- The exercise -
In the data that follows, count every line holding the string "pane" and give the count alone.

- Data entries -
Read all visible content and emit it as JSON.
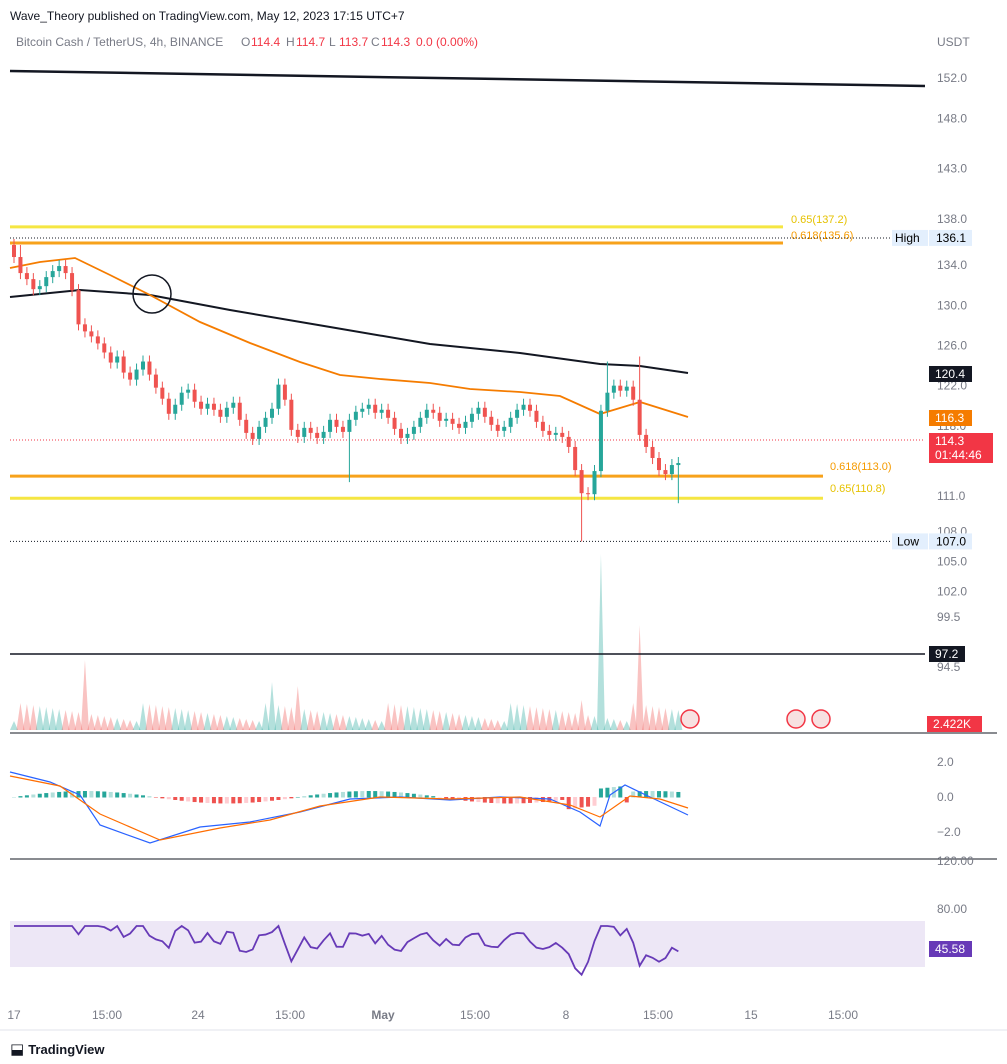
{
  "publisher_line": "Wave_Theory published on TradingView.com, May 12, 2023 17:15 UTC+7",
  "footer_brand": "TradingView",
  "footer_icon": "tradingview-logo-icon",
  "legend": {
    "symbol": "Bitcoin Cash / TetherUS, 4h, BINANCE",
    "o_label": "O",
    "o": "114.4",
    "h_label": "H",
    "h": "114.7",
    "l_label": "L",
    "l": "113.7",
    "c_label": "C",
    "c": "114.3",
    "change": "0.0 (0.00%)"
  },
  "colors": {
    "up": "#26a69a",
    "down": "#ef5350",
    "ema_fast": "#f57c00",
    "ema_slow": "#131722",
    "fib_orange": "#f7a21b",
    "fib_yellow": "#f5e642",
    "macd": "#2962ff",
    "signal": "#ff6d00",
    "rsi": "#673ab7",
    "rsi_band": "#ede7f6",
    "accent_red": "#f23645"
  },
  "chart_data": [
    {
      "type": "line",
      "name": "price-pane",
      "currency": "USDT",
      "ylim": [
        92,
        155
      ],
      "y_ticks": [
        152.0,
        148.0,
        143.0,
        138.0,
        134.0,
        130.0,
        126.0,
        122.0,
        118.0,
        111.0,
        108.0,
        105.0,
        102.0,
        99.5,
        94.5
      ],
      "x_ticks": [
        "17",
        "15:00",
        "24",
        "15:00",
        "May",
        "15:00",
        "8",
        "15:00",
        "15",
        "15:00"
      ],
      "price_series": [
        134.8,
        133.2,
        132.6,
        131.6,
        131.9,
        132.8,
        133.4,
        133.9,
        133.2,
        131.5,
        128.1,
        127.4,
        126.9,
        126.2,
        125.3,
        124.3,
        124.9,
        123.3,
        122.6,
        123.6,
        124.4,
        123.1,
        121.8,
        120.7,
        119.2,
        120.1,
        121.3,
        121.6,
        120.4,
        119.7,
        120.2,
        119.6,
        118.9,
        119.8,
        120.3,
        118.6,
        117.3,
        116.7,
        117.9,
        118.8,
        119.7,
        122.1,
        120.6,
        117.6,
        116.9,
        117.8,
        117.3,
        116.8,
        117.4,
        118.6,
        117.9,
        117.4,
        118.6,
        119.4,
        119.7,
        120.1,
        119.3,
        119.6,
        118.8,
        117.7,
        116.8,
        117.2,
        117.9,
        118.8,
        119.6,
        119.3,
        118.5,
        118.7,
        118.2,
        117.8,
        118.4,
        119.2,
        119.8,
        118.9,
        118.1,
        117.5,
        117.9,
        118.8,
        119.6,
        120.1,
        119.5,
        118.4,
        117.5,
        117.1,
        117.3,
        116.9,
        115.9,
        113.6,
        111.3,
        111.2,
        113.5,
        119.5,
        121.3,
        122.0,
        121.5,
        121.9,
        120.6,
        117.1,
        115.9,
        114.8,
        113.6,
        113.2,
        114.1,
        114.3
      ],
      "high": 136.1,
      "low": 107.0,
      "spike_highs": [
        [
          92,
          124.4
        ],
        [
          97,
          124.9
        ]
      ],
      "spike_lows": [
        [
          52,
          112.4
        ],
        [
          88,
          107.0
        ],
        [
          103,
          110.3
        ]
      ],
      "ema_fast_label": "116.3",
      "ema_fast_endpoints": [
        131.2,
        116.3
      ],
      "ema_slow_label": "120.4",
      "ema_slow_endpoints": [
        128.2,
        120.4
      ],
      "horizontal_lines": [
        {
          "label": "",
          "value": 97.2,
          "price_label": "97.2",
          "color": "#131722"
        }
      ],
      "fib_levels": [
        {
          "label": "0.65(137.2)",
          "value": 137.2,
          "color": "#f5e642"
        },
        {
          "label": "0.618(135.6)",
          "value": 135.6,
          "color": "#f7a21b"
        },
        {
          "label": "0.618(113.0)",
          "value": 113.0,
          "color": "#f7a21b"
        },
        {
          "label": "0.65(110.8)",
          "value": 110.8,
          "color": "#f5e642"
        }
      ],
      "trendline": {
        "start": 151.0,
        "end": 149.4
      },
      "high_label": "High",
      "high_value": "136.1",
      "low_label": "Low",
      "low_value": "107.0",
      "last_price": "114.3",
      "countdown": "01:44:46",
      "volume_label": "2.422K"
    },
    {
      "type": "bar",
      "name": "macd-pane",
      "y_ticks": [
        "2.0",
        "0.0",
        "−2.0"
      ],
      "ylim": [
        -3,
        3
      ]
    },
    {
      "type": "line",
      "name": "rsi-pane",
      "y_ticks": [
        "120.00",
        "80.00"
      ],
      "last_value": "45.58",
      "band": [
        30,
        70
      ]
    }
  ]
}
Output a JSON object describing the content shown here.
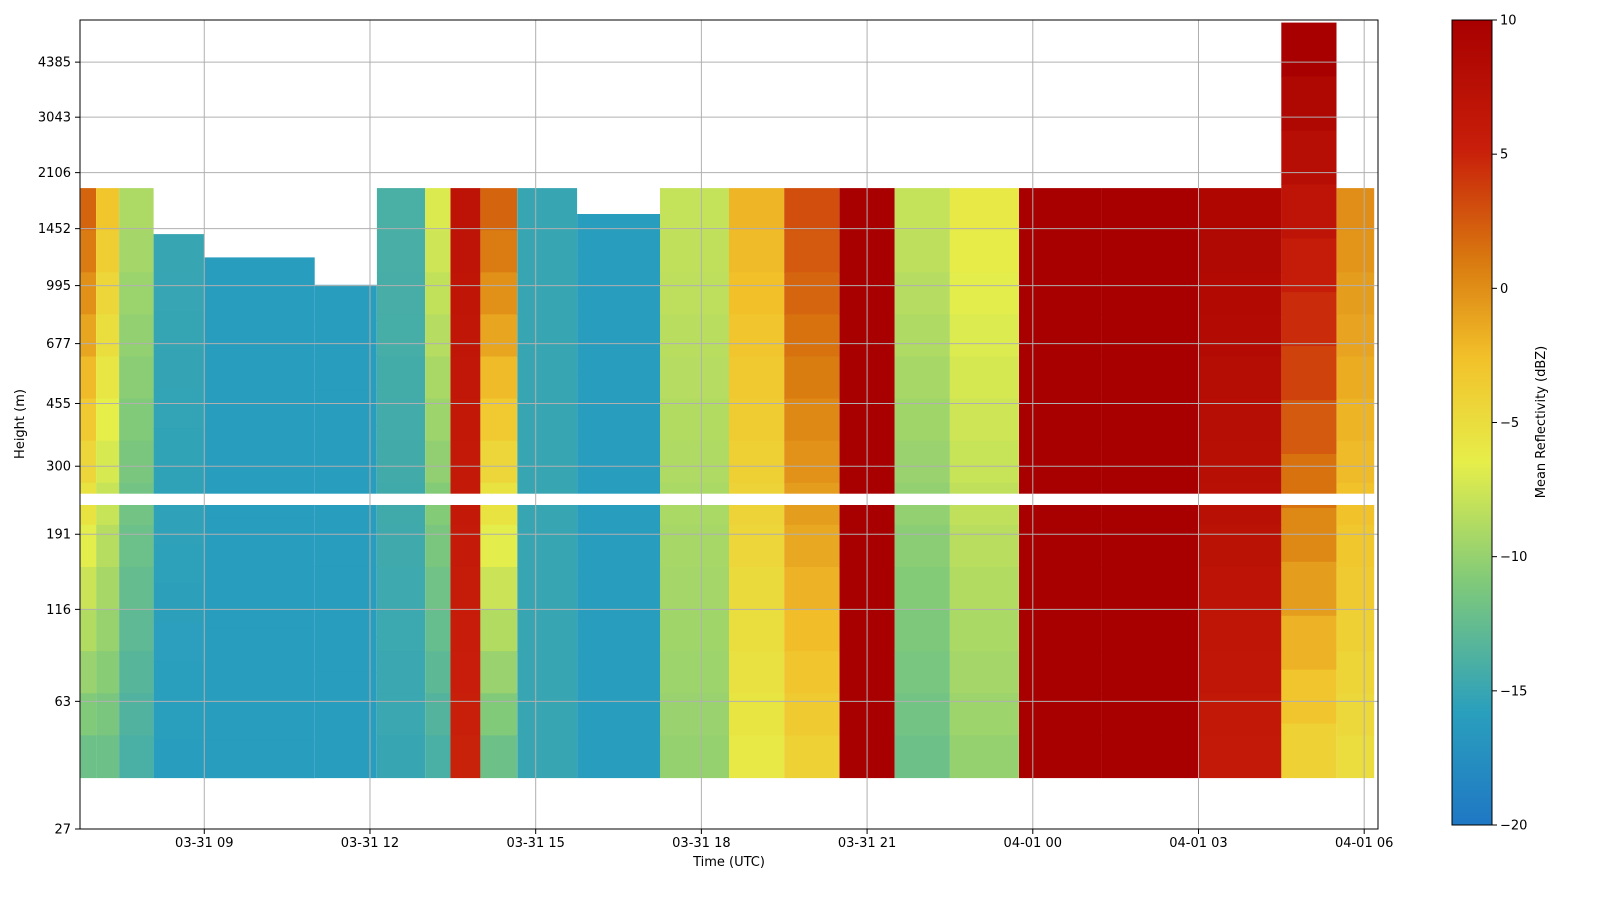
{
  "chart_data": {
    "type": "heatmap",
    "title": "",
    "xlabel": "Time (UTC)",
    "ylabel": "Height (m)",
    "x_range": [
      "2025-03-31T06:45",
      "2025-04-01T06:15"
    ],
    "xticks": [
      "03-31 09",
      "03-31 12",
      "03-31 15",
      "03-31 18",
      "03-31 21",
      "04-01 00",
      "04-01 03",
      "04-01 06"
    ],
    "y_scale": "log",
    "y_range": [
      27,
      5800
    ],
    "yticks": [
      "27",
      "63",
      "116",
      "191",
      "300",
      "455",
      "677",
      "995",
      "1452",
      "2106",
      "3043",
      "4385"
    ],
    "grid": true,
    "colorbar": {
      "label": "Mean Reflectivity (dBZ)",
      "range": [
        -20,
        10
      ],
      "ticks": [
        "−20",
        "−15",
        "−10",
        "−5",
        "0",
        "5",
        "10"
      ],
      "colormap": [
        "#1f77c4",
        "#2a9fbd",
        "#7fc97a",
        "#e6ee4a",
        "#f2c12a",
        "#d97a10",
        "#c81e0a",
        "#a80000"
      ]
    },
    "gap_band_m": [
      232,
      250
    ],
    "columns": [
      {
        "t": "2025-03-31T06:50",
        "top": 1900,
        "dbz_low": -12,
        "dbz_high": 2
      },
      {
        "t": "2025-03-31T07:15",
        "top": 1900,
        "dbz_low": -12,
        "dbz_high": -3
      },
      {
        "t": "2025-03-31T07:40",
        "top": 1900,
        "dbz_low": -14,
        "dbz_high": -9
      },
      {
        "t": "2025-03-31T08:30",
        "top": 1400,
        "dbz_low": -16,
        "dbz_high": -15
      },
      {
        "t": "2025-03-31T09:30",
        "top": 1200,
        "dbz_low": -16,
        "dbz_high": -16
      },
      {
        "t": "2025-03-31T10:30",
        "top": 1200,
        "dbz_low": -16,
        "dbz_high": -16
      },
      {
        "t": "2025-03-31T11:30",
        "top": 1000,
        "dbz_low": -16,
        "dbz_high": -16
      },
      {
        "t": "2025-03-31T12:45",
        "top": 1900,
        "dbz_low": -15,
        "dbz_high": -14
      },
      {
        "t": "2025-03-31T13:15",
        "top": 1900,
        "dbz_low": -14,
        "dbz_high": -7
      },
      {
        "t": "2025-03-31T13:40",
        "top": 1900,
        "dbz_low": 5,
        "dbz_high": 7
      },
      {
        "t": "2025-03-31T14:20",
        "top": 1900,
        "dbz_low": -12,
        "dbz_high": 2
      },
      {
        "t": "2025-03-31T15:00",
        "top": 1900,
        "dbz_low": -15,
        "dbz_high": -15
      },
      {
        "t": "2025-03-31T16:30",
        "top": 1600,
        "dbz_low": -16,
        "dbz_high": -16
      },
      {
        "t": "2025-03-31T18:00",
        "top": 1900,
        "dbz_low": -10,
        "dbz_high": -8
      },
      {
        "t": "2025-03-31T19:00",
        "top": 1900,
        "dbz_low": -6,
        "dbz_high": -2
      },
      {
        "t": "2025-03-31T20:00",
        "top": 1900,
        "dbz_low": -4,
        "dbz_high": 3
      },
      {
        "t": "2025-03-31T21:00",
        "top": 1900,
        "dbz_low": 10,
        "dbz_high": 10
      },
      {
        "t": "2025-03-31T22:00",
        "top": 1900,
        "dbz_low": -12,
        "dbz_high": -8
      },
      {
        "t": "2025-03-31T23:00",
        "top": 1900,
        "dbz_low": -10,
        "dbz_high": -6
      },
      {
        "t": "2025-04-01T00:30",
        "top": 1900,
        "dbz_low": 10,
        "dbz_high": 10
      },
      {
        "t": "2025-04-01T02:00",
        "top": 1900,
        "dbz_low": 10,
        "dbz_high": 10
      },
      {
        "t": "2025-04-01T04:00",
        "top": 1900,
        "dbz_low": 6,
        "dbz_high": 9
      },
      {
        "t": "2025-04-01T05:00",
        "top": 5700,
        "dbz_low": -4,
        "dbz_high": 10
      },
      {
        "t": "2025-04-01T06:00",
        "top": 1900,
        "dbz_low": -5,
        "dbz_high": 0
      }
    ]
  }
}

- Exercise output -
3